● Given request: Output every line of the records below as a JSON array of strings, one string per line, with blank lines omitted.

************

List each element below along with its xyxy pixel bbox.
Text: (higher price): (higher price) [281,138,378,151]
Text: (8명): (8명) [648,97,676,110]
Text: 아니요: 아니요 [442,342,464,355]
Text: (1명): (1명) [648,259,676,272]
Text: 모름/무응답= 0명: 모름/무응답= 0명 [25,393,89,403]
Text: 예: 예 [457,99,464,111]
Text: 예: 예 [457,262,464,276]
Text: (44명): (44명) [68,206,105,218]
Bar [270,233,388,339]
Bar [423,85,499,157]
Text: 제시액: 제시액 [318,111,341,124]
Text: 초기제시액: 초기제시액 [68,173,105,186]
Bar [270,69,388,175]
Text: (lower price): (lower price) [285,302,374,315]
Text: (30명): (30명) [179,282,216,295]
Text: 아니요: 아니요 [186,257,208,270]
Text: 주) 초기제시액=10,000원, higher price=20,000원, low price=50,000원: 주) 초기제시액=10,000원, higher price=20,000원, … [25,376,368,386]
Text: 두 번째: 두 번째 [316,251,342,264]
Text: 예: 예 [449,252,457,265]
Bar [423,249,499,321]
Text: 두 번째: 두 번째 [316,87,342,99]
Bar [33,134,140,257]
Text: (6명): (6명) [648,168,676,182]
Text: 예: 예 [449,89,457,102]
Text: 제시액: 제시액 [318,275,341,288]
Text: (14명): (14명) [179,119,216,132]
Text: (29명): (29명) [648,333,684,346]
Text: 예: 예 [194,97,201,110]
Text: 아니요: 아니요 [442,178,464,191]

************

● Complete output:
[
  "List each element below along with its xyxy pixel bbox.",
  "Text: (higher price): (higher price) [281,138,378,151]",
  "Text: (8명): (8명) [648,97,676,110]",
  "Text: 아니요: 아니요 [442,342,464,355]",
  "Text: (1명): (1명) [648,259,676,272]",
  "Text: 모름/무응답= 0명: 모름/무응답= 0명 [25,393,89,403]",
  "Text: 예: 예 [457,99,464,111]",
  "Text: 예: 예 [457,262,464,276]",
  "Text: (44명): (44명) [68,206,105,218]",
  "Bar [270,233,388,339]",
  "Bar [423,85,499,157]",
  "Text: 제시액: 제시액 [318,111,341,124]",
  "Text: 초기제시액: 초기제시액 [68,173,105,186]",
  "Bar [270,69,388,175]",
  "Text: (lower price): (lower price) [285,302,374,315]",
  "Text: (30명): (30명) [179,282,216,295]",
  "Text: 아니요: 아니요 [186,257,208,270]",
  "Text: 주) 초기제시액=10,000원, higher price=20,000원, low price=50,000원: 주) 초기제시액=10,000원, higher price=20,000원, … [25,376,368,386]",
  "Text: 두 번째: 두 번째 [316,251,342,264]",
  "Text: 예: 예 [449,252,457,265]",
  "Bar [423,249,499,321]",
  "Text: 두 번째: 두 번째 [316,87,342,99]",
  "Bar [33,134,140,257]",
  "Text: (6명): (6명) [648,168,676,182]",
  "Text: 예: 예 [449,89,457,102]",
  "Text: 제시액: 제시액 [318,275,341,288]",
  "Text: (14명): (14명) [179,119,216,132]",
  "Text: (29명): (29명) [648,333,684,346]",
  "Text: 예: 예 [194,97,201,110]",
  "Text: 아니요: 아니요 [442,178,464,191]"
]